▸ **Dataset entries**:
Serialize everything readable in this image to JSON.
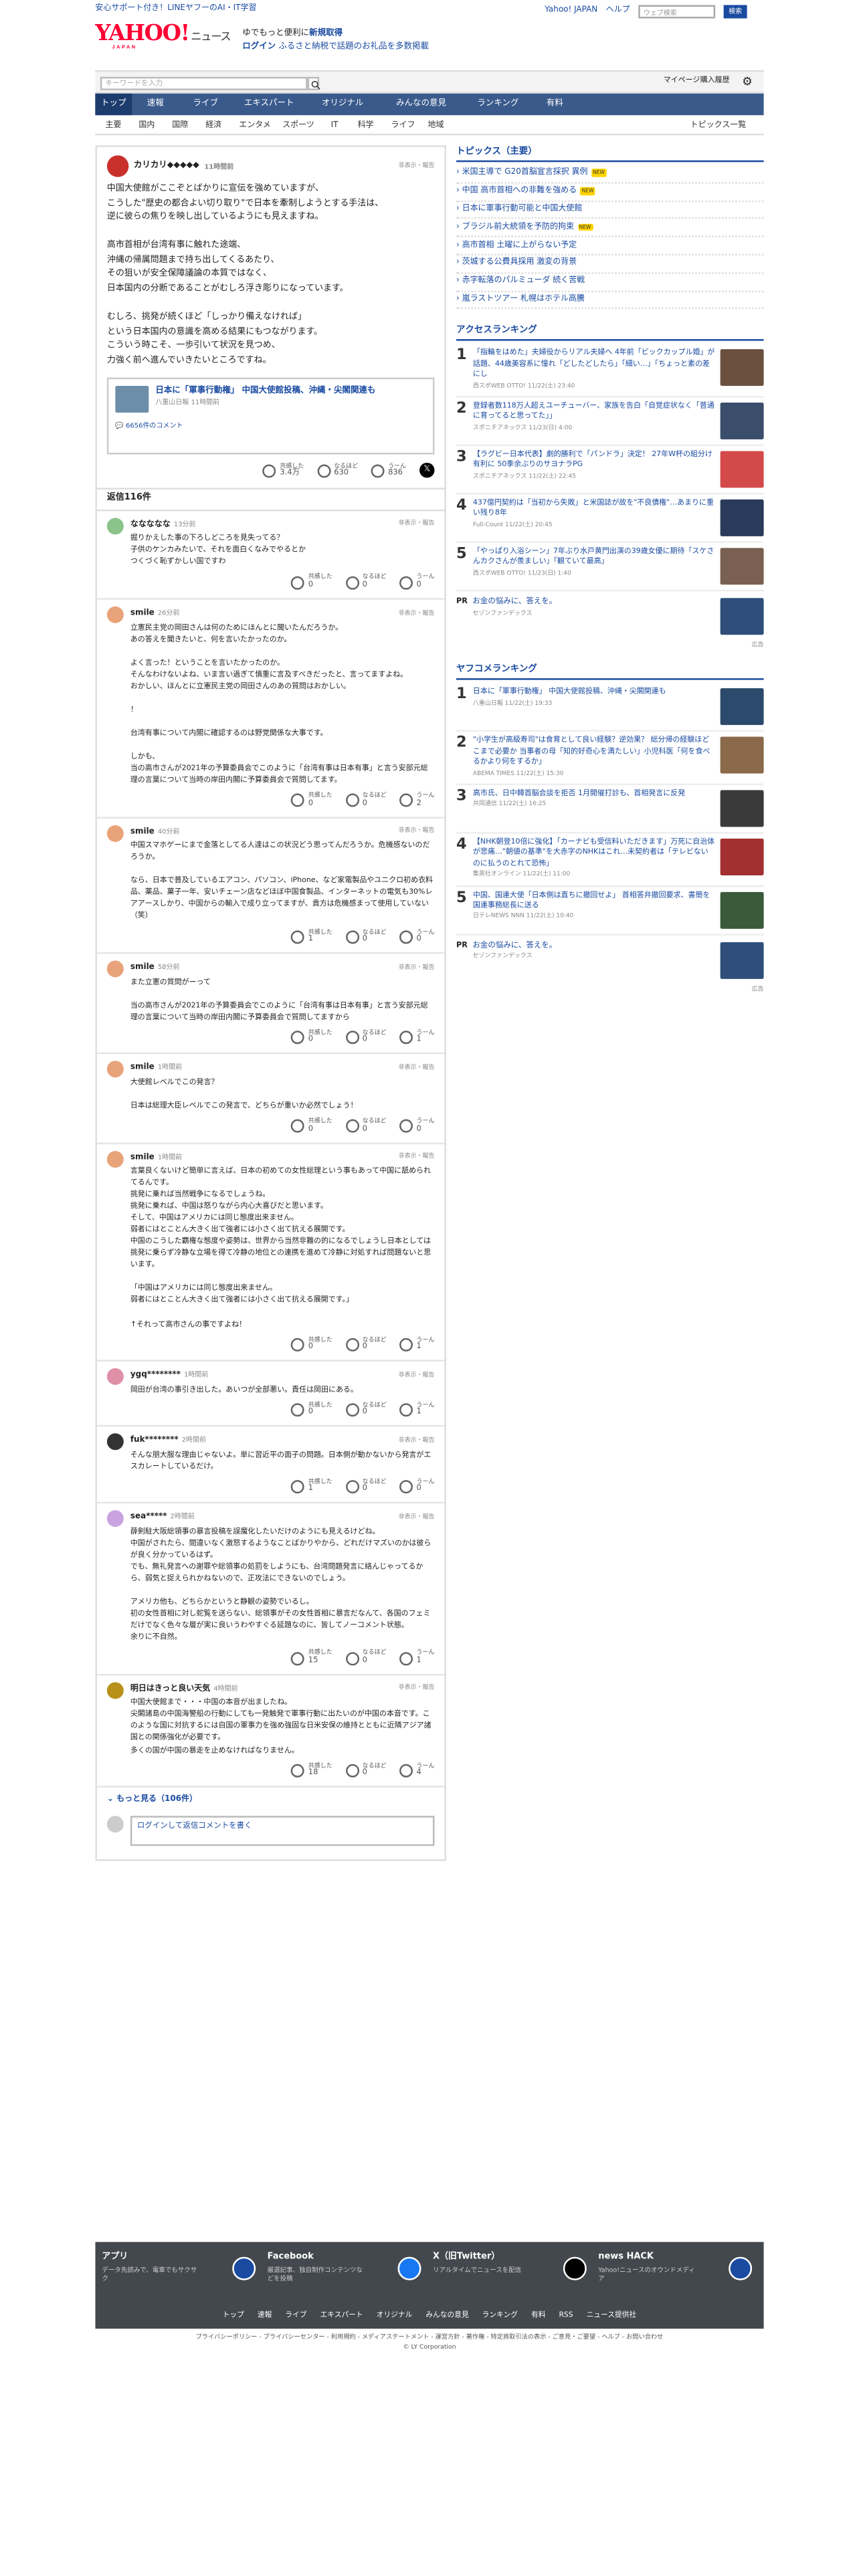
{
  "top_links": [
    "安心サポート付き！LINEヤフーのAI・IT学習"
  ],
  "top_right": {
    "yahoo": "Yahoo! JAPAN",
    "help": "ヘルプ",
    "search_placeholder": "ウェブ検索",
    "search_btn": "検索"
  },
  "logo": {
    "main": "YAHOO!",
    "sub": "ニュース",
    "japan": "JAPAN"
  },
  "promo": {
    "line1": "ゆでもっと便利に",
    "line1b": "新規取得",
    "line2": "ログイン",
    "line2b": "ふるさと納税で話題のお礼品を多数掲載"
  },
  "searchbar": {
    "placeholder": "キーワードを入力",
    "mypage": "マイページ",
    "history": "購入履歴"
  },
  "nav": [
    "トップ",
    "速報",
    "ライブ",
    "エキスパート",
    "オリジナル",
    "みんなの意見",
    "ランキング",
    "有料"
  ],
  "subnav": [
    "主要",
    "国内",
    "国際",
    "経済",
    "エンタメ",
    "スポーツ",
    "IT",
    "科学",
    "ライフ",
    "地域"
  ],
  "subnav_right": "トピックス一覧",
  "comment": {
    "user": "カリカリ◆◆◆◆◆",
    "time": "11時間前",
    "hide": "非表示・報告",
    "body": "中国大使館がここぞとばかりに宣伝を強めていますが、\nこうした\"歴史の都合よい切り取り\"で日本を牽制しようとする手法は、\n逆に彼らの焦りを映し出しているようにも見えますね。\n\n高市首相が台湾有事に触れた途端、\n沖縄の帰属問題まで持ち出してくるあたり、\nその狙いが安全保障議論の本質ではなく、\n日本国内の分断であることがむしろ浮き彫りになっています。\n\nむしろ、挑発が続くほど「しっかり備えなければ」\nという日本国内の意識を高める結果にもつながります。\nこういう時こそ、一歩引いて状況を見つめ、\n力強く前へ進んでいきたいところですね。",
    "article": {
      "title": "日本に「軍事行動権」 中国大使館投稿、沖縄・尖閣関連も",
      "src": "八重山日報",
      "time": "11時間前"
    },
    "article_comments": "6656件のコメント",
    "reactions": {
      "agree": "共感した",
      "agree_n": "3.4万",
      "nod": "なるほど",
      "nod_n": "630",
      "hmm": "うーん",
      "hmm_n": "836"
    }
  },
  "replies_count": "返信116件",
  "replies": [
    {
      "user": "ななななな",
      "time": "13分前",
      "body": "掘りかえした事の下ろしどころを見失ってる？\n子供のケンカみたいで、それを面白くなみでやるとか\nつくづく恥ずかしい国ですわ",
      "a": "0",
      "n": "0",
      "h": "0",
      "color": "#8bc48a"
    },
    {
      "user": "smile",
      "time": "26分前",
      "body": "立憲民主党の岡田さんは何のためにほんとに聞いたんだろうか。\nあの答えを聞きたいと、何を言いたかったのか。\n\nよく言った！ということを言いたかったのか。\nそんなわけないよね、いま言い過ぎて慎重に言及すべきだったと、言ってますよね。\nおかしい、ほんとに立憲民主党の岡田さんのあの質問はおかしい。\n\n！\n\n台湾有事について内閣に確認するのは野党関係な大事です。\n\nしかも、\n当の高市さんが2021年の予算委員会でこのように「台湾有事は日本有事」と言う安部元総理の言葉について当時の岸田内閣に予算委員会で質問してます。",
      "a": "0",
      "n": "0",
      "h": "2",
      "color": "#e8a37a"
    },
    {
      "user": "smile",
      "time": "40分前",
      "body": "中国スマホゲーにまで金落としてる人達はこの状況どう思ってんだろうか。危機感ないのだろうか。\n\nなら、日本で普及しているエアコン、パソコン、iPhone、など家電製品やユニクロ初め衣料品、薬品、菓子一年、安いチェーン店などほぼ中国食製品、インターネットの電気も30%レアアースしかり、中国からの輸入で成り立ってますが、貴方は危機感まって使用していない（笑）",
      "a": "1",
      "n": "0",
      "h": "0",
      "color": "#e8a37a"
    },
    {
      "user": "smile",
      "time": "58分前",
      "body": "また立憲の質問がーって\n\n当の高市さんが2021年の予算委員会でこのように「台湾有事は日本有事」と言う安部元総理の言葉について当時の岸田内閣に予算委員会で質問してますから",
      "a": "0",
      "n": "0",
      "h": "1",
      "color": "#e8a37a"
    },
    {
      "user": "smile",
      "time": "1時間前",
      "body": "大使館レベルでこの発言？\n\n日本は総理大臣レベルでこの発言で、どちらが重いか必然でしょう！",
      "a": "0",
      "n": "0",
      "h": "0",
      "color": "#e8a37a"
    },
    {
      "user": "smile",
      "time": "1時間前",
      "body": "言葉良くないけど簡単に言えば、日本の初めての女性総理という事もあって中国に舐められてるんです。\n挑発に乗れば当然戦争になるでしょうね。\n挑発に乗れば、中国は怒りながら内心大喜びだと思います。\nそして、中国はアメリカには同じ態度出来ません。\n弱者にはとことん大きく出て強者には小さく出て抗える展開です。\n中国のこうした覇権な態度や姿勢は、世界から当然非難の的になるでしょうし日本としては挑発に乗らず冷静な立場を得て冷静の地位との連携を進めて冷静に対処すれば問題ないと思います。\n\n「中国はアメリカには同じ態度出来ません。\n弱者にはとことん大きく出て強者には小さく出て抗える展開です。」\n\n↑それって高市さんの事ですよね！",
      "a": "0",
      "n": "0",
      "h": "1",
      "color": "#e8a37a"
    },
    {
      "user": "ygq********",
      "time": "1時間前",
      "body": "岡田が台湾の事引き出した。あいつが全部悪い。責任は岡田にある。",
      "a": "0",
      "n": "0",
      "h": "1",
      "color": "#e08fa8"
    },
    {
      "user": "fuk********",
      "time": "2時間前",
      "body": "そんな朋大服な理由じゃないよ。単に習近平の面子の問題。日本側が動かないから発言がエスカレートしているだけ。",
      "a": "1",
      "n": "0",
      "h": "0",
      "color": "#333"
    },
    {
      "user": "sea*****",
      "time": "2時間前",
      "body": "薛剣駐大阪総領事の暴言投稿を誤魔化したいだけのようにも見えるけどね。\n中国がされたら、間違いなく激怒するようなことばかりやから、どれだけマズいのかは彼らが良く分かっているはず。\nでも、無礼発言への謝罪や総領事の処罰をしようにも、台湾問題発言に絡んじゃってるから、弱気と捉えられかねないので、正攻法にできないのでしょう。\n\nアメリカ他も、どちらかというと静観の姿勢でいるし。\n初の女性首相に対し蛇覧を送らない、総領事がその女性首相に暴言だなんて、各国のフェミだけでなく色々な層が実に良いうわやすぐる延題なのに、皆してノーコメント状態。\n余りに不自然。",
      "a": "15",
      "n": "0",
      "h": "1",
      "color": "#c9a3e0"
    },
    {
      "user": "明日はきっと良い天気",
      "time": "4時間前",
      "body": "中国大使館まで・・・中国の本音が出ましたね。\n尖閣諸島の中国海警船の行動にしても一発触発で軍事行動に出たいのが中国の本音です。このような国に対抗するには自国の軍事力を強め強固な日米安保の維持とともに近隣アジア諸国との関係強化が必要です。\n多くの国が中国の暴走を止めなければなりません。",
      "a": "18",
      "n": "0",
      "h": "4",
      "color": "#b8901a"
    }
  ],
  "more": "もっと見る（106件）",
  "reply_input": "ログインして返信コメントを書く",
  "side": {
    "topics_title": "トピックス（主要）",
    "topics": [
      {
        "t": "米国主導で G20首脳宣言採択 異例",
        "b": "NEW"
      },
      {
        "t": "中国 高市首相への非難を強める",
        "b": "NEW"
      },
      {
        "t": "日本に軍事行動可能と中国大使館",
        "b": ""
      },
      {
        "t": "ブラジル前大統領を予防的拘束",
        "b": "NEW"
      },
      {
        "t": "高市首相 土曜に上がらない予定",
        "b": ""
      },
      {
        "t": "茨城する公費具採用 激変の背景",
        "b": ""
      },
      {
        "t": "赤字転落のパルミューダ 続く苦戦",
        "b": ""
      },
      {
        "t": "嵐ラストツアー 札幌はホテル高騰",
        "b": ""
      }
    ],
    "access_title": "アクセスランキング",
    "access": [
      {
        "n": "1",
        "t": "「指輪をはめた」夫婦役からリアル夫婦へ 4年前「ビックカップル婚」が話題、44歳美容系に憧れ「どしたどしたら」「細い…」「ちょっと素の差にし",
        "s": "西スポWEB OTTO! 11/22(土) 23:40",
        "c": "#6b5040"
      },
      {
        "n": "2",
        "t": "登録者数118万人超えユーチューバー、家族を告白「自覚症状なく「普通に育ってると思ってた」」",
        "s": "スポニチアネックス 11/23(日) 4:00",
        "c": "#3a4d6b"
      },
      {
        "n": "3",
        "t": "【ラグビー日本代表】劇的勝利で「パンドラ」決定！ 27年W杯の組分け有利に 50季余ぶりのサヨナラPG",
        "s": "スポニチアネックス 11/22(土) 22:45",
        "c": "#d44a4a"
      },
      {
        "n": "4",
        "t": "437億円契約は「当初から失敗」と米国誌が故を\"不良債権\"…あまりに重い残り8年",
        "s": "Full-Count 11/22(土) 20:45",
        "c": "#2a3a5a"
      },
      {
        "n": "5",
        "t": "「やっぱり入浴シーン」7年ぶり水戸黄門出演の39歳女優に期待「スケさんカクさんが羨ましい」「観ていて最高」",
        "s": "西スポWEB OTTO! 11/23(日) 1:40",
        "c": "#7a6050"
      }
    ],
    "pr1": {
      "label": "PR",
      "title": "お金の悩みに、答えを。",
      "src": "セゾンファンデックス",
      "ad": "広告"
    },
    "yahoo_title": "ヤフコメランキング",
    "yahoo": [
      {
        "n": "1",
        "t": "日本に「軍事行動権」 中国大使館投稿、沖縄・尖閣関連も",
        "s": "八重山日報 11/22(土) 19:33",
        "c": "#2c4a6b"
      },
      {
        "n": "2",
        "t": "\"小学生が高級寿司\"は食育として良い経験？逆効果？ 総分帰の経験ほどこまで必要か 当事者の母「知的好奇心を満たしい」小児科医「何を食べるかより何をするか」",
        "s": "ABEMA TIMES 11/22(土) 15:30",
        "c": "#8a6a4a"
      },
      {
        "n": "3",
        "t": "高市氏、日中韓首脳会談を拒否 1月開催打診も、首相発言に反発",
        "s": "共同通信 11/22(土) 16:25",
        "c": "#3a3a3a"
      },
      {
        "n": "4",
        "t": "【NHK朝登10倍に強化】「カーナビも受信料いただきます」万死に自治体が悲痛…\"朝値の基準\"を大赤字のNHKはこれ…未契約者は「テレビないのに払うのとれて恐怖」",
        "s": "集英社オンライン 11/22(土) 11:00",
        "c": "#a23030"
      },
      {
        "n": "5",
        "t": "中国、国連大使「日本側は直ちに撤回せよ」 首相答弁撤回要求、書簡を国連事務総長に送る",
        "s": "日テレNEWS NNN 11/22(土) 10:40",
        "c": "#3a5a3a"
      }
    ],
    "pr2": {
      "label": "PR",
      "title": "お金の悩みに、答えを。",
      "src": "セゾンファンデックス",
      "ad": "広告"
    }
  },
  "footer": {
    "cols": [
      {
        "t": "アプリ",
        "d": "データ先読みで、電車でもサクサク",
        "c": "#1a4ba1"
      },
      {
        "t": "Facebook",
        "d": "厳選記事、独自制作コンテンツなどを投稿",
        "c": "#1877f2"
      },
      {
        "t": "X（旧Twitter）",
        "d": "リアルタイムでニュースを配信",
        "c": "#000"
      },
      {
        "t": "news HACK",
        "d": "Yahoo!ニュースのオウンドメディア",
        "c": "#1a4ba1"
      }
    ],
    "links": [
      "トップ",
      "速報",
      "ライブ",
      "エキスパート",
      "オリジナル",
      "みんなの意見",
      "ランキング",
      "有料",
      "RSS",
      "ニュース提供社"
    ],
    "legal": "プライバシーポリシー - プライバシーセンター - 利用規約 - メディアステートメント - 運営方針 - 著作権 - 特定商取引法の表示 - ご意見・ご要望 - ヘルプ - お問い合わせ",
    "copyright": "© LY Corporation"
  }
}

▸ **Given exercise**: In the lines above, locate the string "西スポWEB". Copy every line where it occurs.

▸ **Exercise output**:
        "s": "西スポWEB OTTO! 11/22(土) 23:40",
        "s": "西スポWEB OTTO! 11/23(日) 1:40",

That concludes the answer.